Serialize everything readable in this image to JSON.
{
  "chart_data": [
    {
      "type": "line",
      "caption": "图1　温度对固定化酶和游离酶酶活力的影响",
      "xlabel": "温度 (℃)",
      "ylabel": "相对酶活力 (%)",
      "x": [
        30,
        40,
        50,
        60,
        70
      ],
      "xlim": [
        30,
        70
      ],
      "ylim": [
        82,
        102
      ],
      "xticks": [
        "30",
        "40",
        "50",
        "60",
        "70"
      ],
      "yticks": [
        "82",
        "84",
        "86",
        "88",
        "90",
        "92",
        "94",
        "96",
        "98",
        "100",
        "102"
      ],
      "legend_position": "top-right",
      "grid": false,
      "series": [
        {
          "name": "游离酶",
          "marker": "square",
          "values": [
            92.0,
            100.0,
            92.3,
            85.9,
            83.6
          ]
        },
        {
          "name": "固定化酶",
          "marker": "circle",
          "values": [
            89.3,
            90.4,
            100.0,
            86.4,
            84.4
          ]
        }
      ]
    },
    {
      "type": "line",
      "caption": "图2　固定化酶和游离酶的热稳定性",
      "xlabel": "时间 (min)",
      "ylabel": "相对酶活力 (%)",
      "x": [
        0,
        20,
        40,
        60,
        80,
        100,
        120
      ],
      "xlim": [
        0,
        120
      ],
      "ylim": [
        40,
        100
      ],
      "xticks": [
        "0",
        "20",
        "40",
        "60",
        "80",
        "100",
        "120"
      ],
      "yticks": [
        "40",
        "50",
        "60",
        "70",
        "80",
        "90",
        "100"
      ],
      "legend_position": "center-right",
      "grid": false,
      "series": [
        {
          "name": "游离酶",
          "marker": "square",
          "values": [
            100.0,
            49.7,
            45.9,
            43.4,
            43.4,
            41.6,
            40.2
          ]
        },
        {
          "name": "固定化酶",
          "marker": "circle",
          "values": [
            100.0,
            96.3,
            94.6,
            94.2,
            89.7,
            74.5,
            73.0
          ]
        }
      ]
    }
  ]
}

[Exercise directions] Produce an exact copy of the whole listing.

[Complete answer]
Serialize everything readable in this image to JSON.
{
  "chart_data": [
    {
      "type": "line",
      "caption": "图1　温度对固定化酶和游离酶酶活力的影响",
      "xlabel": "温度 (℃)",
      "ylabel": "相对酶活力 (%)",
      "x": [
        30,
        40,
        50,
        60,
        70
      ],
      "xlim": [
        30,
        70
      ],
      "ylim": [
        82,
        102
      ],
      "xticks": [
        "30",
        "40",
        "50",
        "60",
        "70"
      ],
      "yticks": [
        "82",
        "84",
        "86",
        "88",
        "90",
        "92",
        "94",
        "96",
        "98",
        "100",
        "102"
      ],
      "legend_position": "top-right",
      "grid": false,
      "series": [
        {
          "name": "游离酶",
          "marker": "square",
          "values": [
            92.0,
            100.0,
            92.3,
            85.9,
            83.6
          ]
        },
        {
          "name": "固定化酶",
          "marker": "circle",
          "values": [
            89.3,
            90.4,
            100.0,
            86.4,
            84.4
          ]
        }
      ]
    },
    {
      "type": "line",
      "caption": "图2　固定化酶和游离酶的热稳定性",
      "xlabel": "时间 (min)",
      "ylabel": "相对酶活力 (%)",
      "x": [
        0,
        20,
        40,
        60,
        80,
        100,
        120
      ],
      "xlim": [
        0,
        120
      ],
      "ylim": [
        40,
        100
      ],
      "xticks": [
        "0",
        "20",
        "40",
        "60",
        "80",
        "100",
        "120"
      ],
      "yticks": [
        "40",
        "50",
        "60",
        "70",
        "80",
        "90",
        "100"
      ],
      "legend_position": "center-right",
      "grid": false,
      "series": [
        {
          "name": "游离酶",
          "marker": "square",
          "values": [
            100.0,
            49.7,
            45.9,
            43.4,
            43.4,
            41.6,
            40.2
          ]
        },
        {
          "name": "固定化酶",
          "marker": "circle",
          "values": [
            100.0,
            96.3,
            94.6,
            94.2,
            89.7,
            74.5,
            73.0
          ]
        }
      ]
    }
  ]
}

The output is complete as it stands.